* Exercise set:
[1] Decide whether each statement agrees with the terms of sale. Answer yes or no for each and quote the deciding words. (a) The Buyer may withhold payment when a delivery arrives late. (b) The Buyer bears the charges for freight and handling. (c) A delivery date named by the Seller is only an estimate.
[2] Carry the terms of sale forward from the point where they stop.

* Passage shown:
#####
AUBOTIC TECHNOLOGY PTE LTD'S STANDARD TERMS AND CONDITIONS OF SALE
All purchases by Buyer from Aubotic Technology Pte Ltd including its associated companies (hereinafter collectively referred to as “Seller”) and sales by Seller to Buyer shall be governed exclusively by these terms and conditions of sale. Any variation of these conditions in any documents of the Buyer is inapplicable unless accepted in writing by Seller.
The time within which the Buyer is to pay for the said Products shall be the essence of this Contract. Under no circumstances shall the Buyer be entitled to make any deduction or to withhold payment for any reason whatsoever. If the Buyer fails to make payment when due or defaults in any way, Seller (i) reserves the right to withdraw credit and thereby suspend or cancel performance under any or all of Buyer’s purchase orders and/or (ii) reschedule the order at Seller’s sole discretion. Each shipment shall be separately invoiced and paid for without regard to other shipments.
Prices are exclusive of country, provincial, state or local import and export fees, custom duties, tariffs or other charges related to exporting and importing the Products. Any charge for freight and handling will be borne by the Buyer. Buyer shall be fully responsible for presenting all related documentation to the relevant authorities and to the accuracy of the said documents.
Any time or date for delivery named by Seller is an estimate only and Seller shall not be liable for the consequence of any delay. Seller may make deliveries in instalments with appropriate partial invoicing issued therefor.
4. CANCELLATION / RESCHEDULING
No order which has been accepted by Seller may be cancelled or rescheduled by the Buyer except with the agreement in writing of Seller and on terms that the Buyer shall indemnify Seller in full against all loss (including loss of profit), costs (including the cost of all labour and material used), damages, charges and expenses incurred by Seller as a result of cancellation or rescheduling.
In the case of partial completion of an order Seller shall be entitled to a quantum merit in respect of Products delivered without prejudice to any claim or right Seller might otherwise make or exercise should non-completion be occasioned by the Buyer.
No condition is made or to be implied nor is any warranty given or to be implied as to the life or wear of the Products supplied or that they will be suitable for any particular purpose or use under any specific conditions, notwithstanding that such purpose or conditions may be known or made known to Seller.
Software delivered hereunder is furnished “As Is” basis. Seller makes no warranties, whether express or implied with respect to such software and documentation describing such software, its quality, its performance, merchantability, or fitness for a particular purpose. The entire risk as to the quality and performance of software documentation describing such software is with the Buyer.
#####
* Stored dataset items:
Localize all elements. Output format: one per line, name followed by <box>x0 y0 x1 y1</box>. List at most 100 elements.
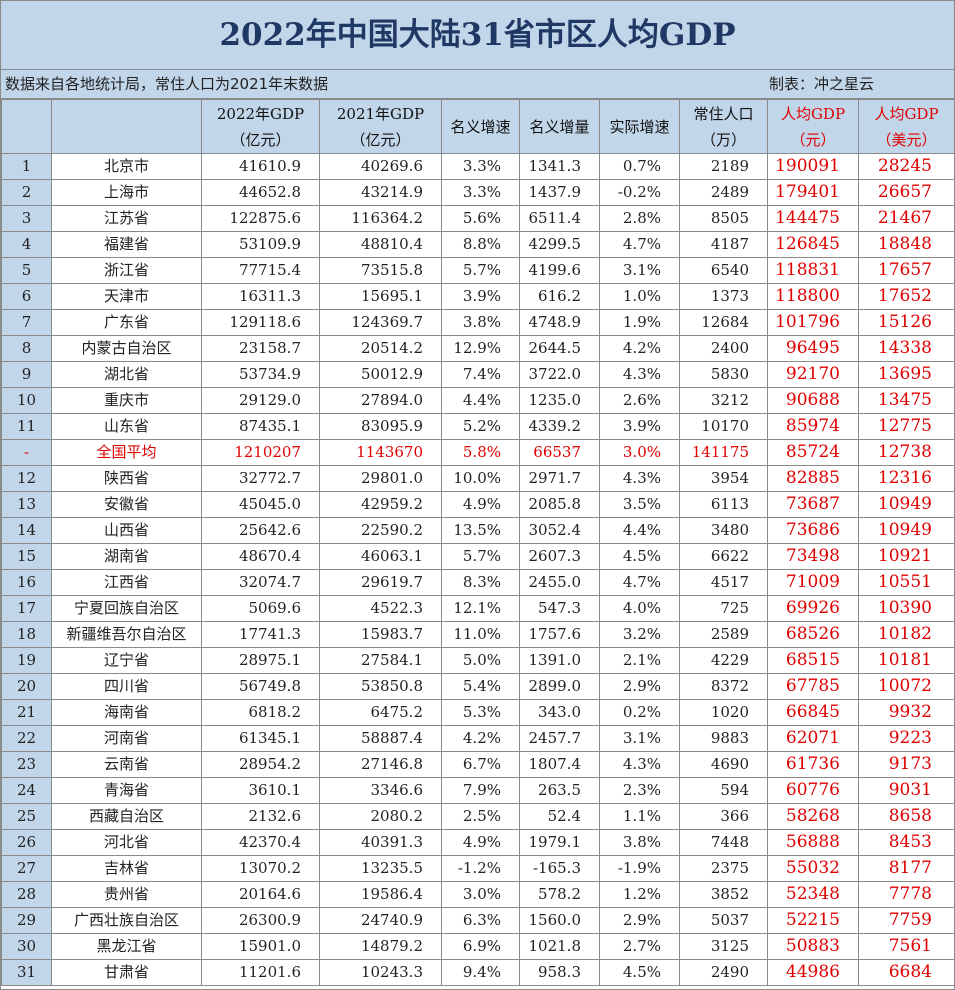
row-nominal-growth: 5.2% <box>441 413 520 440</box>
row-gdp-2021: 20514.2 <box>319 335 442 362</box>
row-nominal-increase: 2971.7 <box>519 465 600 492</box>
row-population: 1373 <box>679 283 768 310</box>
row-gdp-2021: 53850.8 <box>319 673 442 700</box>
row-gdp-2022: 41610.9 <box>201 153 320 180</box>
table-row: 22 河南省 61345.1 58887.4 4.2% 2457.7 3.1% 9883 620… <box>1 725 955 752</box>
row-nominal-increase: 6511.4 <box>519 205 600 232</box>
row-per-capita-usd: 8453 <box>858 829 955 856</box>
row-nominal-increase: 547.3 <box>519 595 600 622</box>
row-per-capita-usd: 17652 <box>858 283 955 310</box>
row-real-growth: 2.3% <box>599 777 680 804</box>
table-row: 15 湖南省 48670.4 46063.1 5.7% 2607.3 4.5% 6622 734… <box>1 543 955 570</box>
row-gdp-2022: 5069.6 <box>201 595 320 622</box>
table-row: 7 广东省 129118.6 124369.7 3.8% 4748.9 1.9% 12684 1… <box>1 309 955 336</box>
row-population: 3480 <box>679 517 768 544</box>
row-region-name: 陕西省 <box>51 465 202 492</box>
row-population: 6622 <box>679 543 768 570</box>
source-note: 数据来自各地统计局，常住人口为2021年末数据 <box>5 75 329 93</box>
row-gdp-2021: 2080.2 <box>319 803 442 830</box>
row-per-capita-yuan: 69926 <box>767 595 859 622</box>
row-per-capita-usd: 12316 <box>858 465 955 492</box>
row-population: 3852 <box>679 881 768 908</box>
row-per-capita-usd: 15126 <box>858 309 955 336</box>
row-nominal-increase: 2899.0 <box>519 673 600 700</box>
header-rank <box>1 99 52 154</box>
row-nominal-increase: 1437.9 <box>519 179 600 206</box>
row-gdp-2021: 10243.3 <box>319 959 442 986</box>
row-nominal-growth: 4.2% <box>441 725 520 752</box>
row-population: 9883 <box>679 725 768 752</box>
row-real-growth: 1.1% <box>599 803 680 830</box>
header-per-capita-usd: 人均GDP （美元） <box>858 99 955 154</box>
row-gdp-2021: 58887.4 <box>319 725 442 752</box>
row-population: 12684 <box>679 309 768 336</box>
row-gdp-2021: 15983.7 <box>319 621 442 648</box>
row-gdp-2022: 13070.2 <box>201 855 320 882</box>
row-population: 141175 <box>679 439 768 466</box>
row-per-capita-yuan: 58268 <box>767 803 859 830</box>
row-gdp-2021: 73515.8 <box>319 257 442 284</box>
row-per-capita-usd: 26657 <box>858 179 955 206</box>
row-per-capita-usd: 10181 <box>858 647 955 674</box>
row-per-capita-usd: 12738 <box>858 439 955 466</box>
row-gdp-2021: 40391.3 <box>319 829 442 856</box>
table-row: 2 上海市 44652.8 43214.9 3.3% 1437.9 -0.2% 2489 179… <box>1 179 955 206</box>
row-nominal-increase: 1391.0 <box>519 647 600 674</box>
row-region-name: 广西壮族自治区 <box>51 907 202 934</box>
row-nominal-growth: 5.6% <box>441 205 520 232</box>
row-nominal-growth: 5.3% <box>441 699 520 726</box>
row-nominal-growth: 13.5% <box>441 517 520 544</box>
row-per-capita-yuan: 179401 <box>767 179 859 206</box>
row-real-growth: 2.8% <box>599 205 680 232</box>
row-rank: 8 <box>1 335 52 362</box>
row-region-name: 辽宁省 <box>51 647 202 674</box>
row-population: 3212 <box>679 387 768 414</box>
row-per-capita-usd: 10949 <box>858 517 955 544</box>
row-real-growth: 4.5% <box>599 543 680 570</box>
row-nominal-increase: 66537 <box>519 439 600 466</box>
row-real-growth: -1.9% <box>599 855 680 882</box>
row-gdp-2021: 27894.0 <box>319 387 442 414</box>
row-nominal-growth: 2.5% <box>441 803 520 830</box>
row-rank: 23 <box>1 751 52 778</box>
row-region-name: 海南省 <box>51 699 202 726</box>
row-gdp-2021: 1143670 <box>319 439 442 466</box>
row-gdp-2021: 19586.4 <box>319 881 442 908</box>
row-nominal-increase: 1341.3 <box>519 153 600 180</box>
row-population: 6113 <box>679 491 768 518</box>
row-per-capita-usd: 7759 <box>858 907 955 934</box>
row-gdp-2022: 2132.6 <box>201 803 320 830</box>
row-gdp-2021: 116364.2 <box>319 205 442 232</box>
row-gdp-2021: 46063.1 <box>319 543 442 570</box>
row-rank: 11 <box>1 413 52 440</box>
row-nominal-increase: 2085.8 <box>519 491 600 518</box>
row-population: 2400 <box>679 335 768 362</box>
row-gdp-2021: 29619.7 <box>319 569 442 596</box>
row-rank: 25 <box>1 803 52 830</box>
row-nominal-growth: 12.9% <box>441 335 520 362</box>
row-per-capita-usd: 10072 <box>858 673 955 700</box>
table-title: 2022年中国大陆31省市区人均GDP <box>1 1 954 70</box>
table-row: 12 陕西省 32772.7 29801.0 10.0% 2971.7 4.3% 3954 82… <box>1 465 955 492</box>
row-gdp-2022: 87435.1 <box>201 413 320 440</box>
row-per-capita-usd: 10949 <box>858 491 955 518</box>
row-per-capita-yuan: 68515 <box>767 647 859 674</box>
row-nominal-increase: 263.5 <box>519 777 600 804</box>
row-gdp-2022: 29129.0 <box>201 387 320 414</box>
row-nominal-growth: 4.4% <box>441 387 520 414</box>
row-nominal-increase: 4748.9 <box>519 309 600 336</box>
row-population: 366 <box>679 803 768 830</box>
row-gdp-2021: 40269.6 <box>319 153 442 180</box>
row-real-growth: 0.2% <box>599 699 680 726</box>
row-gdp-2022: 32772.7 <box>201 465 320 492</box>
row-gdp-2021: 22590.2 <box>319 517 442 544</box>
row-gdp-2021: 50012.9 <box>319 361 442 388</box>
row-per-capita-yuan: 82885 <box>767 465 859 492</box>
row-nominal-increase: 1235.0 <box>519 387 600 414</box>
row-rank: 30 <box>1 933 52 960</box>
table-row: 13 安徽省 45045.0 42959.2 4.9% 2085.8 3.5% 6113 736… <box>1 491 955 518</box>
table-row: 28 贵州省 20164.6 19586.4 3.0% 578.2 1.2% 3852 5234… <box>1 881 955 908</box>
row-per-capita-usd: 8177 <box>858 855 955 882</box>
row-gdp-2021: 83095.9 <box>319 413 442 440</box>
row-gdp-2022: 42370.4 <box>201 829 320 856</box>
#####
* Responses to the exercise:
[1]
(a) No: "Under no circumstances shall the Buyer be entitled to make any deduction or to withhold payment for any reason whatsoever."
(b) Yes: "Any charge for freight and handling will be borne by the Buyer."
(c) Yes: "Any time or date for delivery named by Seller is an estimate only"

[2]
7. Inspection of Goods.
The Buyer shall inspect the said Products immediately upon the completion of the delivery of the Products and shall within three (3) days from such inspection give notice in writing to Seller of any matter or thing by reason whereof he alleges that the Products are not in accordance with the Contract. If the Buyer shall fail to give such notice the said Products shall be deemed to be in all respects in accordance with the Contract and the Buyer shall be bound to accept and pay for the same accordingly.
8. INTEREST ON LATE PAYMENT
Seller shall be entitled to charge interest at 2% per month on a day to day basis in respect of any amount of money due and owing to Seller by the Buyer for the period of default.
9. TITLE AND RISK OF THE PRODUCTS
Notwithstanding delivery and acceptance, title to all the Products shall not pass to the Buyer but shall be retained by Seller until full payment for the Products has been received by Seller from the Buyer. Risk in the Product shall pass to the Buyer upon delivery of the Product. In the event that the Buyer fails to pay any of the installment set out in this Contract and fails to make payment within three (3) days from the date of notice from Seller. Seller shall:
9.1. have absolute authority to retake, sell or otherwise deal with or dispose of any part of the Products in which title remains vested in Seller and for this purpose, Seller or any of his agents or authorized representatives shall be entitled at any time and without notice to enter upon the Buyer’s premises or any part thereof is installed, stored or kept, or is reasonably believed so to be;
9.2. be entitled to seek a court injunction to prevent the Buyer from selling, transferring or otherwise disposing of the Products and to forfeit and retain all payments made by the Buyer to Seller pursuant to this contract or any other contract.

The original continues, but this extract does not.